Go through the lines below. Copy those with "операции".

[Begin]

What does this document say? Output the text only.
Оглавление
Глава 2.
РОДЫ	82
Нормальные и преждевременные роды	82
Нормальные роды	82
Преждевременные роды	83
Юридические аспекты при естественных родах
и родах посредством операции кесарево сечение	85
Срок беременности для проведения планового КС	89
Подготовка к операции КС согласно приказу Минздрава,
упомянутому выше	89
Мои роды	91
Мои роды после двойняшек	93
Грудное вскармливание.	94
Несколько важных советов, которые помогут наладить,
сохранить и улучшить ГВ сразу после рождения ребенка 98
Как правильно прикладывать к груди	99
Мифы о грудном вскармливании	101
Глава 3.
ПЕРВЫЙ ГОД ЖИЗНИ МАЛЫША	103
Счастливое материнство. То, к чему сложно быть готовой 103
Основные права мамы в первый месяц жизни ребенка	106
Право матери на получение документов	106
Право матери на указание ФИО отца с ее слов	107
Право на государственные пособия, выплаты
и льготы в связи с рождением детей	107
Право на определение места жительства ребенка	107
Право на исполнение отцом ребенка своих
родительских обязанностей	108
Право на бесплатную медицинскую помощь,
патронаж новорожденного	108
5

[End]
[Begin]

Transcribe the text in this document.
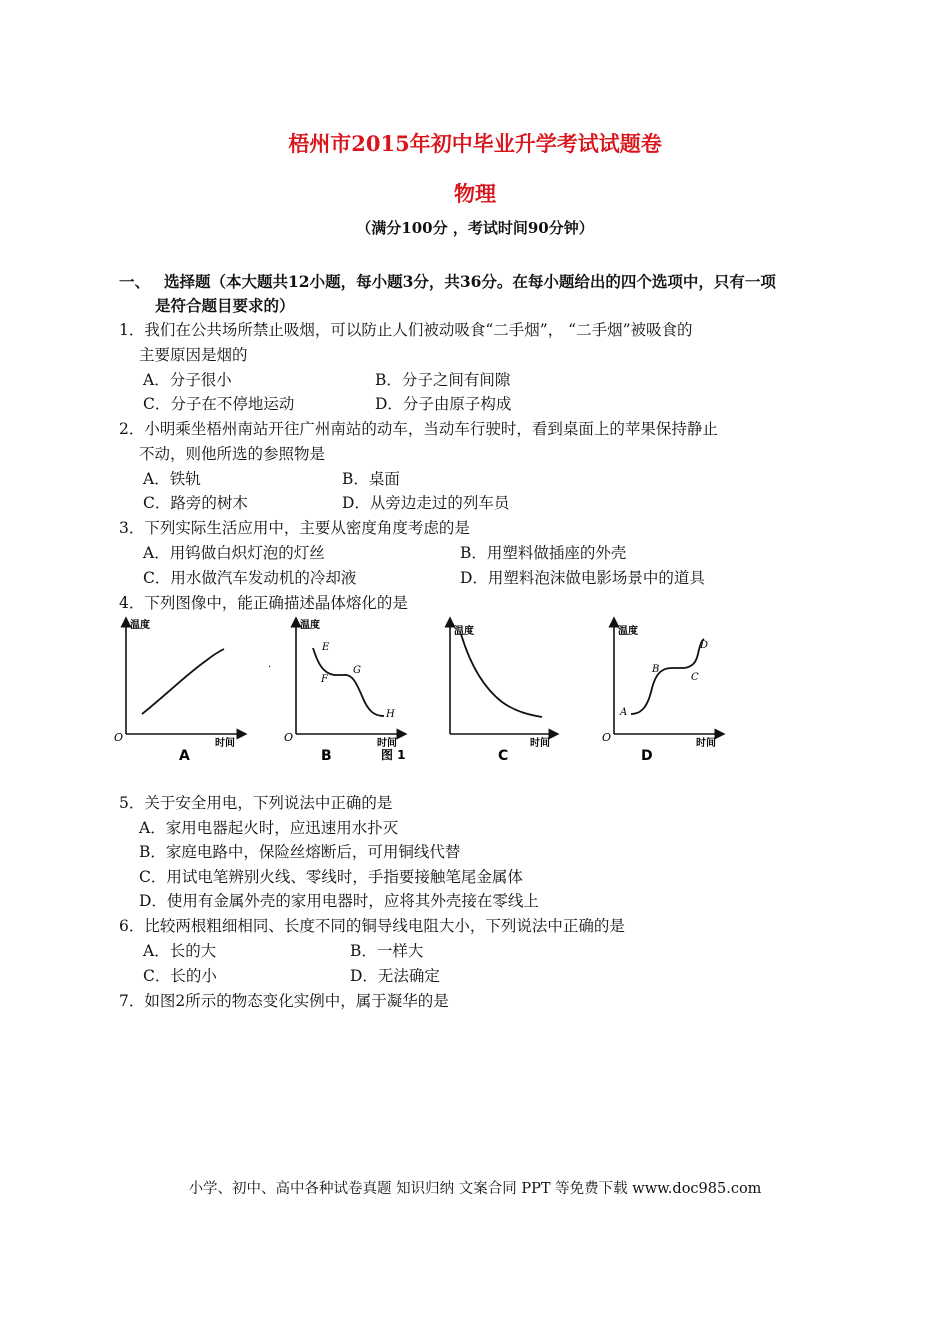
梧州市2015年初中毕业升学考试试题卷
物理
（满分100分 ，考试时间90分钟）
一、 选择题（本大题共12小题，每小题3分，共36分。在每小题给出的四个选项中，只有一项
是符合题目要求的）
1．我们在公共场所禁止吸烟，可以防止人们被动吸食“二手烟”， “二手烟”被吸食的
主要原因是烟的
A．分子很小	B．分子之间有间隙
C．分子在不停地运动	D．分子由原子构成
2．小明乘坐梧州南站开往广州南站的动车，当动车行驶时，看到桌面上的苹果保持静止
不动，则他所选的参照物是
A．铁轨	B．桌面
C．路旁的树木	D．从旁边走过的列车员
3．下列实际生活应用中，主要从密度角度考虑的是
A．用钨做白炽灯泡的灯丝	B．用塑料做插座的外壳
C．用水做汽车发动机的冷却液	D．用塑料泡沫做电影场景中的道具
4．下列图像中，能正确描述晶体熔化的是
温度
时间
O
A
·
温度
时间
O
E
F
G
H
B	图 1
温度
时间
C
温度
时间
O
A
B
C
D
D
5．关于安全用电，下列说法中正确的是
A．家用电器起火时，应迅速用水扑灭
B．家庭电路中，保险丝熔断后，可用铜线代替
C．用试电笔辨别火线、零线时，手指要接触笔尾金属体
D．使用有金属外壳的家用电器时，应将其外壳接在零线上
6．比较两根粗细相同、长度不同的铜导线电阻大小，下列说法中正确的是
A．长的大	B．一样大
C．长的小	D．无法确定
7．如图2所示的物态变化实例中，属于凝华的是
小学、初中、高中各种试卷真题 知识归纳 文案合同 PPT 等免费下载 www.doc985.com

[End]

§ Result for this exercise:
и родах посредством операции кесарево сечение	85
Подготовка к операции КС согласно приказу Минздрава,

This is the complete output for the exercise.